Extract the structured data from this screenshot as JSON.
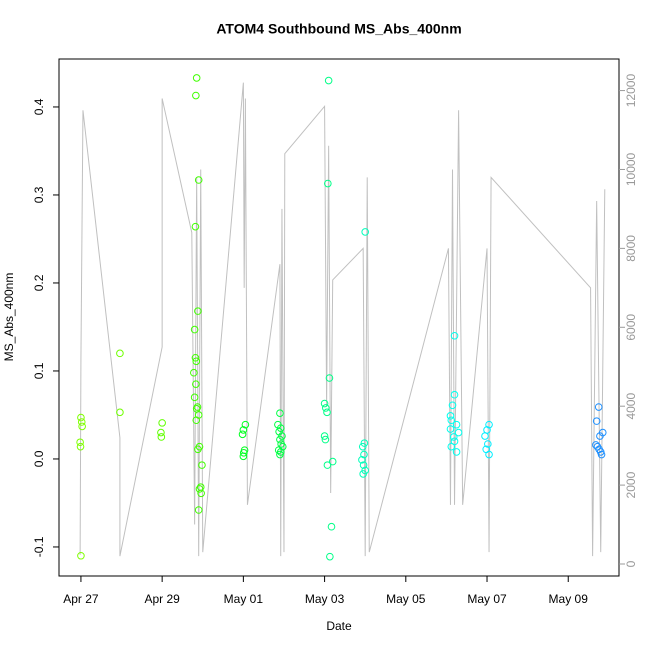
{
  "chart_data": {
    "type": "scatter",
    "title": "ATOM4 Southbound MS_Abs_400nm",
    "x_label": "Date",
    "y_label": "MS_Abs_400nm",
    "xlim": [
      -0.54,
      13.25
    ],
    "xticks": [
      {
        "value": 0,
        "label": "Apr 27"
      },
      {
        "value": 2,
        "label": "Apr 29"
      },
      {
        "value": 4,
        "label": "May 01"
      },
      {
        "value": 6,
        "label": "May 03"
      },
      {
        "value": 8,
        "label": "May 05"
      },
      {
        "value": 10,
        "label": "May 07"
      },
      {
        "value": 12,
        "label": "May 09"
      }
    ],
    "ylim": [
      -0.133,
      0.4545
    ],
    "yticks": [
      -0.1,
      {
        "value": 0,
        "label": "0.0"
      },
      0.1,
      0.2,
      0.3,
      0.4
    ],
    "y2lim": [
      -304,
      12800
    ],
    "y2ticks": [
      0,
      2000,
      4000,
      6000,
      8000,
      10000,
      12000
    ],
    "series": [
      {
        "color": "#7fff00",
        "x": [
          0,
          0.02,
          0.03,
          -0.02,
          -0.01,
          0
        ],
        "values": [
          0.047,
          0.042,
          0.037,
          0.019,
          0.014,
          -0.11
        ]
      },
      {
        "color": "#70ff00",
        "x": [
          0.96,
          0.96
        ],
        "values": [
          0.12,
          0.053
        ]
      },
      {
        "color": "#60ff00",
        "x": [
          2.0,
          1.97,
          1.98
        ],
        "values": [
          0.041,
          0.03,
          0.025
        ]
      },
      {
        "color": "#40ff00",
        "x": [
          2.85,
          2.83,
          2.9,
          2.82,
          2.88,
          2.8,
          2.82,
          2.84,
          2.78,
          2.83,
          2.8,
          2.87,
          2.85,
          2.9,
          2.84,
          2.92,
          2.88,
          2.95,
          2.92,
          2.96,
          2.9,
          2.98
        ],
        "values": [
          0.433,
          0.413,
          0.317,
          0.264,
          0.168,
          0.147,
          0.115,
          0.111,
          0.098,
          0.085,
          0.07,
          0.059,
          0.057,
          0.05,
          0.044,
          0.014,
          0.011,
          -0.032,
          -0.034,
          -0.039,
          -0.058,
          -0.007
        ]
      },
      {
        "color": "#00ff20",
        "x": [
          4.05,
          4.0,
          3.98,
          4.03,
          4.01,
          4.0
        ],
        "values": [
          0.039,
          0.033,
          0.028,
          0.01,
          0.007,
          0.003
        ]
      },
      {
        "color": "#00ff44",
        "x": [
          4.9,
          4.85,
          4.92,
          4.88,
          4.95,
          4.9,
          4.93,
          4.97,
          4.87,
          4.92,
          4.9
        ],
        "values": [
          0.052,
          0.039,
          0.035,
          0.031,
          0.026,
          0.022,
          0.017,
          0.014,
          0.01,
          0.008,
          0.005
        ]
      },
      {
        "color": "#00ff88",
        "x": [
          6.1,
          6.08,
          6.12,
          6.0,
          6.03,
          6.06,
          6.0,
          6.02,
          6.2,
          6.07,
          6.17,
          6.13
        ],
        "values": [
          0.43,
          0.313,
          0.092,
          0.063,
          0.058,
          0.053,
          0.026,
          0.022,
          -0.003,
          -0.007,
          -0.077,
          -0.111
        ]
      },
      {
        "color": "#00ffbb",
        "x": [
          7.0,
          6.98,
          6.94,
          6.97,
          6.92,
          6.96,
          7.0,
          6.95
        ],
        "values": [
          0.258,
          0.018,
          0.014,
          0.005,
          -0.001,
          -0.007,
          -0.013,
          -0.017
        ]
      },
      {
        "color": "#00ffee",
        "x": [
          9.2,
          9.2,
          9.15,
          9.1,
          9.12,
          9.25,
          9.1,
          9.3,
          9.18,
          9.2,
          9.12,
          9.25
        ],
        "values": [
          0.14,
          0.073,
          0.061,
          0.049,
          0.044,
          0.039,
          0.034,
          0.03,
          0.025,
          0.02,
          0.014,
          0.008
        ]
      },
      {
        "color": "#00eeff",
        "x": [
          10.05,
          10.0,
          9.95,
          10.02,
          9.98,
          10.05
        ],
        "values": [
          0.039,
          0.033,
          0.026,
          0.017,
          0.011,
          0.005
        ]
      },
      {
        "color": "#1e90ff",
        "x": [
          12.75,
          12.7,
          12.85,
          12.78,
          12.68,
          12.72,
          12.76,
          12.8,
          12.82
        ],
        "values": [
          0.059,
          0.043,
          0.03,
          0.026,
          0.016,
          0.014,
          0.011,
          0.008,
          0.005
        ]
      }
    ],
    "line": {
      "color": "#c0c0c0",
      "axis": "y2",
      "x": [
        -0.02,
        0,
        0.05,
        0.96,
        0.96,
        2.0,
        2.0,
        2.73,
        2.8,
        2.85,
        2.9,
        2.95,
        3.0,
        4.0,
        4.02,
        4.05,
        4.1,
        4.9,
        4.92,
        4.95,
        5.0,
        5.02,
        6.0,
        6.05,
        6.1,
        6.15,
        6.2,
        6.95,
        7.0,
        7.05,
        7.1,
        9.05,
        9.1,
        9.15,
        9.2,
        9.3,
        9.4,
        10.0,
        10.05,
        10.1,
        12.55,
        12.6,
        12.7,
        12.8,
        12.9
      ],
      "values": [
        230,
        5200,
        11500,
        3200,
        200,
        5500,
        11800,
        8400,
        1000,
        9800,
        200,
        10000,
        300,
        12200,
        7000,
        11800,
        1500,
        7600,
        200,
        9000,
        300,
        10400,
        11600,
        4000,
        10600,
        1800,
        7200,
        8000,
        200,
        9800,
        300,
        8000,
        1500,
        10000,
        1500,
        11500,
        1500,
        8000,
        300,
        9800,
        7000,
        200,
        9200,
        300,
        9500
      ]
    }
  }
}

····················

Task prompt: Each line that contains the word "color" counts toward the total; give only that total.

Solution: 12